### Data extracted from a collection

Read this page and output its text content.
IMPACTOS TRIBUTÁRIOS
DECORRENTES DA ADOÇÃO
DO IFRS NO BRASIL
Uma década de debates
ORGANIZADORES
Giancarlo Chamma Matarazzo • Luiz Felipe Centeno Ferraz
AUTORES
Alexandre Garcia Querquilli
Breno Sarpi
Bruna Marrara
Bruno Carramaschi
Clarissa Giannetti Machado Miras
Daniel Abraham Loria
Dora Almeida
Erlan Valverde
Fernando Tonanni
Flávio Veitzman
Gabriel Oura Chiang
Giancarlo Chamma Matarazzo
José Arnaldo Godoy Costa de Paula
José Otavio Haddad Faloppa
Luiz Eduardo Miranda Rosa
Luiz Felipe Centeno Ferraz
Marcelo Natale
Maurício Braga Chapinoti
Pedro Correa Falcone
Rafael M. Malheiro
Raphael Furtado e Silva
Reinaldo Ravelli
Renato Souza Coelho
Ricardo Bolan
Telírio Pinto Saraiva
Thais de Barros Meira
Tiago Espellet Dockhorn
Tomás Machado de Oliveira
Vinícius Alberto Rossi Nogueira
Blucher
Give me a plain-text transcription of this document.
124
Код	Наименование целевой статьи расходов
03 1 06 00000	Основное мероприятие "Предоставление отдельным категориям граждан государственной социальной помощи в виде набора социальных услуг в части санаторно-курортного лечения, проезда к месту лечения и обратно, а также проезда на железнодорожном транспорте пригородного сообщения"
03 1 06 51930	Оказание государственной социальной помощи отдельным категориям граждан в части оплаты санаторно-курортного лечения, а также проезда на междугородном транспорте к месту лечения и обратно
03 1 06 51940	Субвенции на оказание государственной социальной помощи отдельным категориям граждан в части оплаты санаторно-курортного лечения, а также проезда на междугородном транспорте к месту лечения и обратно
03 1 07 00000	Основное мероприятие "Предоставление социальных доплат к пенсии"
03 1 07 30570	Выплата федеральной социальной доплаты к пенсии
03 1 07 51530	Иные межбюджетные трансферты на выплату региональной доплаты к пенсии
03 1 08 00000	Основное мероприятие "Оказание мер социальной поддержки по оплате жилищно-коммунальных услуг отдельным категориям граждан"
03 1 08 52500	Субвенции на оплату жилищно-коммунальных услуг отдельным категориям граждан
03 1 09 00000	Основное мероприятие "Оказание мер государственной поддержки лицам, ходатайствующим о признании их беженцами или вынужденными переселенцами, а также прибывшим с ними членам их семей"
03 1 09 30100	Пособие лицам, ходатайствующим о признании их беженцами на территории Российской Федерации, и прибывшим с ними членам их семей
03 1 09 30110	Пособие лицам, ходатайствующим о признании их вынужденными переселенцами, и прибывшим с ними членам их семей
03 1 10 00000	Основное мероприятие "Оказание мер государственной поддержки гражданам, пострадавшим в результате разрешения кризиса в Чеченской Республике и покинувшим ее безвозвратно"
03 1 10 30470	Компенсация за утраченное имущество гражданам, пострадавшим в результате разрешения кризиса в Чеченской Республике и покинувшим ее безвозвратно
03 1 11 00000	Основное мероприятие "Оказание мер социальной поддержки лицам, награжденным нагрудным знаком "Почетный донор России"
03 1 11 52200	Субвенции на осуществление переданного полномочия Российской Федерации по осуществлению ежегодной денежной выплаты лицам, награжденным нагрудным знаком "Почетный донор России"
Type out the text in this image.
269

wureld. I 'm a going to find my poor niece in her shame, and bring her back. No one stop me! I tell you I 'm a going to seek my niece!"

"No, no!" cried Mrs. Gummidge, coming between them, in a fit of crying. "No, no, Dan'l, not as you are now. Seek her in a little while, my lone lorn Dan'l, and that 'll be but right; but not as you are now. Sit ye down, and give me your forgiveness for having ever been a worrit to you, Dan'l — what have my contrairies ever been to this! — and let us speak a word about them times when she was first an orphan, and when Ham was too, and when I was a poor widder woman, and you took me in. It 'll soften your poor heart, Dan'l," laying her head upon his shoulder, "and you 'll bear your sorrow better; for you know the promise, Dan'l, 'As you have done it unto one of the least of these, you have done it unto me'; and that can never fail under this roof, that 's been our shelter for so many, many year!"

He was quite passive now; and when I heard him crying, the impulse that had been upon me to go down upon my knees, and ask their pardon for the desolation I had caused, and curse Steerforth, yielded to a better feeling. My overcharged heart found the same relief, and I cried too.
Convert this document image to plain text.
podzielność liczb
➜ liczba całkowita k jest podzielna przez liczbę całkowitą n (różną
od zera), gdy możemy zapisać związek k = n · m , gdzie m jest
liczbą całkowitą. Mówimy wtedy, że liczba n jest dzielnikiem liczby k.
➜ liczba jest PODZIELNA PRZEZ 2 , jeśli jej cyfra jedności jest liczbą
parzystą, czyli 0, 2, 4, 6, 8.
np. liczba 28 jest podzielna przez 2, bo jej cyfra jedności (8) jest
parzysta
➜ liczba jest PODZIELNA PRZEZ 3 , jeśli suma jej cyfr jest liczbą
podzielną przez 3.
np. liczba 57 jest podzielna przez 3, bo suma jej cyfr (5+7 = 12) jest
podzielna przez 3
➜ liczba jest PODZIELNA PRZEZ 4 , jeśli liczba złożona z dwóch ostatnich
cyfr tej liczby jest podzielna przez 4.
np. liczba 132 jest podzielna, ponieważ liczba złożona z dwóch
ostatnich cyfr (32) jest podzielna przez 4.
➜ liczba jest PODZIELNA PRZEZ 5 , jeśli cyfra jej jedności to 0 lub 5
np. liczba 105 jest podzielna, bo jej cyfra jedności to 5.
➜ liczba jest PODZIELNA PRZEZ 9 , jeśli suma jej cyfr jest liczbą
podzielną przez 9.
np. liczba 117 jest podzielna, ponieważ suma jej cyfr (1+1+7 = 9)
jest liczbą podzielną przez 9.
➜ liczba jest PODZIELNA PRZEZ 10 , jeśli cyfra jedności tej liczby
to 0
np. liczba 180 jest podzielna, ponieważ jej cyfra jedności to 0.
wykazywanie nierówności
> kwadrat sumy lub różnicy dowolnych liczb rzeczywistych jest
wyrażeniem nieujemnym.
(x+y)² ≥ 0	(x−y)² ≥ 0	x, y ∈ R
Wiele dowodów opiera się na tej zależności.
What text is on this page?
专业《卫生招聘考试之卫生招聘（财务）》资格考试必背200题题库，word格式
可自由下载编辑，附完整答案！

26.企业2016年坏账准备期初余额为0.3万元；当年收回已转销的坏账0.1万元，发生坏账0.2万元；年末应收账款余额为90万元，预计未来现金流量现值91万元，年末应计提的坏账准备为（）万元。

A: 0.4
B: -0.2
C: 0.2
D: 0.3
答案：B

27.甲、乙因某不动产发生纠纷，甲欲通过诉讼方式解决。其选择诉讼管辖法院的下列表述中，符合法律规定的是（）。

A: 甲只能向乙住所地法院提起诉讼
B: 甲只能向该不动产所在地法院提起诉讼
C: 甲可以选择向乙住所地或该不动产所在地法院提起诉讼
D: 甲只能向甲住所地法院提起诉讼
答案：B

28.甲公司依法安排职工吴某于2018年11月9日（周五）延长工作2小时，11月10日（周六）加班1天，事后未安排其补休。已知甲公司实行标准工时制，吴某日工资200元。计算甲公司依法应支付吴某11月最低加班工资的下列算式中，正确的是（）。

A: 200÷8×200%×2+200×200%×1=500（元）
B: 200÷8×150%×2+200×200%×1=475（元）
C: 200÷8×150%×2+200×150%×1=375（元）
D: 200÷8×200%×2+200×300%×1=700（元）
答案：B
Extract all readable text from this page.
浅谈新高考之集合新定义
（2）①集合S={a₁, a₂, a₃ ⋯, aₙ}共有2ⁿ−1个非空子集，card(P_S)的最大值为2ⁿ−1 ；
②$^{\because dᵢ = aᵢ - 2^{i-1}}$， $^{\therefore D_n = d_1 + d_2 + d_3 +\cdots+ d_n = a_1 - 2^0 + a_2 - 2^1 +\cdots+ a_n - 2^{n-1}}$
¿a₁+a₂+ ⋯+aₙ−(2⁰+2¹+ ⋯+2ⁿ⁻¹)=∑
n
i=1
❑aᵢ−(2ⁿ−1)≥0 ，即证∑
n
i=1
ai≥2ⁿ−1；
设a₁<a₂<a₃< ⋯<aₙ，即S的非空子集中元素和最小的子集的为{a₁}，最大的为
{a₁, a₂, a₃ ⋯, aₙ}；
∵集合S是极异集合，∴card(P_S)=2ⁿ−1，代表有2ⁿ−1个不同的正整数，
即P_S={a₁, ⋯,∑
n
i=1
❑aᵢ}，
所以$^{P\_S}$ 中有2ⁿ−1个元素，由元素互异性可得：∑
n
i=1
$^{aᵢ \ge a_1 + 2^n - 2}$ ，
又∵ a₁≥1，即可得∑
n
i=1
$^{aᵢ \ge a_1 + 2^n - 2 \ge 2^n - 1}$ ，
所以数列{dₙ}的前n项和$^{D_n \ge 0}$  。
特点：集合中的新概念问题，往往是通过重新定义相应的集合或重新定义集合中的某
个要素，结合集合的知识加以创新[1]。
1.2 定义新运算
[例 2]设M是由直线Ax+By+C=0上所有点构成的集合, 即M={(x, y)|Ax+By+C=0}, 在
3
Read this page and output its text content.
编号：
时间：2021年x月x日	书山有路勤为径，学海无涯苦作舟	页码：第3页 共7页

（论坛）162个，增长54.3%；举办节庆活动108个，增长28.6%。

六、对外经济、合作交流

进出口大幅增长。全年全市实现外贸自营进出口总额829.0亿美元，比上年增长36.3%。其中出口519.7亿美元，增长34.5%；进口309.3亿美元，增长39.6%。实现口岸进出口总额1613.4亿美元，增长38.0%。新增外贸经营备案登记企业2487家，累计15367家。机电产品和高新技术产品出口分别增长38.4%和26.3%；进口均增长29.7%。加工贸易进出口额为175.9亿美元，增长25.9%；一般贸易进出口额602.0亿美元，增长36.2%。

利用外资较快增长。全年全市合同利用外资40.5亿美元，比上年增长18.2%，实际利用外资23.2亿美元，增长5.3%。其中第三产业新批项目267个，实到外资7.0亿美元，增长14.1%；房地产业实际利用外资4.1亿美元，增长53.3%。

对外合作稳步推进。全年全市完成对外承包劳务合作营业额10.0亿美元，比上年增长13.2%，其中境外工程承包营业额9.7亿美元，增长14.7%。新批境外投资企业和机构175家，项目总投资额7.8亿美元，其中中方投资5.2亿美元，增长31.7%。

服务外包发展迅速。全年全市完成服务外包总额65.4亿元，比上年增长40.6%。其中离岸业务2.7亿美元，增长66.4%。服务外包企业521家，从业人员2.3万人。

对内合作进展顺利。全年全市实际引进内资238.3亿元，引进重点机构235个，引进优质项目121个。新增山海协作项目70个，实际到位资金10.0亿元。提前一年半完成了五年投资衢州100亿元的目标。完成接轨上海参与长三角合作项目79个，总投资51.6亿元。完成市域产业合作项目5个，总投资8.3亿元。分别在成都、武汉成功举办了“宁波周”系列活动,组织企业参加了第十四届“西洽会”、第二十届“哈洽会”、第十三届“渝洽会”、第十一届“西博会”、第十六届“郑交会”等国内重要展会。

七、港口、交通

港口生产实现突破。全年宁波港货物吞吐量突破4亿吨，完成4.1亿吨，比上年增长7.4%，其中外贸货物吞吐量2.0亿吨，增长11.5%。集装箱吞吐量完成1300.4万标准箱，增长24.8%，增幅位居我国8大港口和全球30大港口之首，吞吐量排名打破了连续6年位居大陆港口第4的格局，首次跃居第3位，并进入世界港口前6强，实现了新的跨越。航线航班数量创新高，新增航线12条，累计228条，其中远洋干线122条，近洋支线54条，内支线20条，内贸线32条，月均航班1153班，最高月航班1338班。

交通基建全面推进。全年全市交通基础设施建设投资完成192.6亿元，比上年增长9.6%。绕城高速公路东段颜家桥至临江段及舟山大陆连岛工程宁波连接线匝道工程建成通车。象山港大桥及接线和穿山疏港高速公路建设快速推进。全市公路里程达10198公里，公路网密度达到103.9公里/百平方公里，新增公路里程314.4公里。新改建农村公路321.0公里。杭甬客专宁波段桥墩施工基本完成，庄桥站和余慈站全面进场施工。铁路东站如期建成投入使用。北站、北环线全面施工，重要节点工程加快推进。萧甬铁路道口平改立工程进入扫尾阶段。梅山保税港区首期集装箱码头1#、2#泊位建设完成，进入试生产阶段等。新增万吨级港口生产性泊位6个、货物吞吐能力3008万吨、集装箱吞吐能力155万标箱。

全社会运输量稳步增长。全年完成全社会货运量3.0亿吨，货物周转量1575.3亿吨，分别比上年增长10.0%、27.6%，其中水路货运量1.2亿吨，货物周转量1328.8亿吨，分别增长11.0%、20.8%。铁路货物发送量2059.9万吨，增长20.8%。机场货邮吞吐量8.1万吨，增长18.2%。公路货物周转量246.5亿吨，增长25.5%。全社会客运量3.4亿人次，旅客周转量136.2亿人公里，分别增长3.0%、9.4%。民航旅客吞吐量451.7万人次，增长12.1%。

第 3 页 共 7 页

### EXERCISE DESCRIPTION
Copy out every line where the word "Республике" occurs.

### EXERCISE ANSWER
03 1 10 00000	Основное мероприятие "Оказание мер государственной поддержки гражданам, пострадавшим в результате разрешения кризиса в Чеченской Республике и покинувшим ее безвозвратно"
03 1 10 30470	Компенсация за утраченное имущество гражданам, пострадавшим в результате разрешения кризиса в Чеченской Республике и покинувшим ее безвозвратно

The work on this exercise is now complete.